EXTRACTED MATERIAL:

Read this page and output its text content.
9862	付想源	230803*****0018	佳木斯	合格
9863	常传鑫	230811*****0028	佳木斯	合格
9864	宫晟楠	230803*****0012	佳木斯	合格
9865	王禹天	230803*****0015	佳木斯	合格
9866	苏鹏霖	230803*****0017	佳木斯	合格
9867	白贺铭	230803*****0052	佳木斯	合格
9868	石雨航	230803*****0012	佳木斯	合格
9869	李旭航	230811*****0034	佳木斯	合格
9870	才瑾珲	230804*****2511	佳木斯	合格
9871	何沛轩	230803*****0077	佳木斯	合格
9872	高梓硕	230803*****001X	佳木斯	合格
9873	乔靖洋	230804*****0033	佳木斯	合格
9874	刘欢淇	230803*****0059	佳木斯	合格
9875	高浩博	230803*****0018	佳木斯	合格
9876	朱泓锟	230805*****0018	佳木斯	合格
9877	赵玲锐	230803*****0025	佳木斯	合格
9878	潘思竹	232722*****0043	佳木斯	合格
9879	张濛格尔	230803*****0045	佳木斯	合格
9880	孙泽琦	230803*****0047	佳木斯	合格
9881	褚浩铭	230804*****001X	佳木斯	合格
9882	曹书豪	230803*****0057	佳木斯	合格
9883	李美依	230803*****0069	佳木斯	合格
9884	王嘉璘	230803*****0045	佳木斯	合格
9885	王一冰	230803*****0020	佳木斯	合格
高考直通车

EXERCISE: Reproduce the material precisely, including every line.

WRITTEN SOLUTION:
Read this page and output its text content.
9862	付想源	230803*****0018	佳木斯	合格
9863	常传鑫	230811*****0028	佳木斯	合格
9864	宫晟楠	230803*****0012	佳木斯	合格
9865	王禹天	230803*****0015	佳木斯	合格
9866	苏鹏霖	230803*****0017	佳木斯	合格
9867	白贺铭	230803*****0052	佳木斯	合格
9868	石雨航	230803*****0012	佳木斯	合格
9869	李旭航	230811*****0034	佳木斯	合格
9870	才瑾珲	230804*****2511	佳木斯	合格
9871	何沛轩	230803*****0077	佳木斯	合格
9872	高梓硕	230803*****001X	佳木斯	合格
9873	乔靖洋	230804*****0033	佳木斯	合格
9874	刘欢淇	230803*****0059	佳木斯	合格
9875	高浩博	230803*****0018	佳木斯	合格
9876	朱泓锟	230805*****0018	佳木斯	合格
9877	赵玲锐	230803*****0025	佳木斯	合格
9878	潘思竹	232722*****0043	佳木斯	合格
9879	张濛格尔	230803*****0045	佳木斯	合格
9880	孙泽琦	230803*****0047	佳木斯	合格
9881	褚浩铭	230804*****001X	佳木斯	合格
9882	曹书豪	230803*****0057	佳木斯	合格
9883	李美依	230803*****0069	佳木斯	合格
9884	王嘉璘	230803*****0045	佳木斯	合格
9885	王一冰	230803*****0020	佳木斯	合格
高考直通车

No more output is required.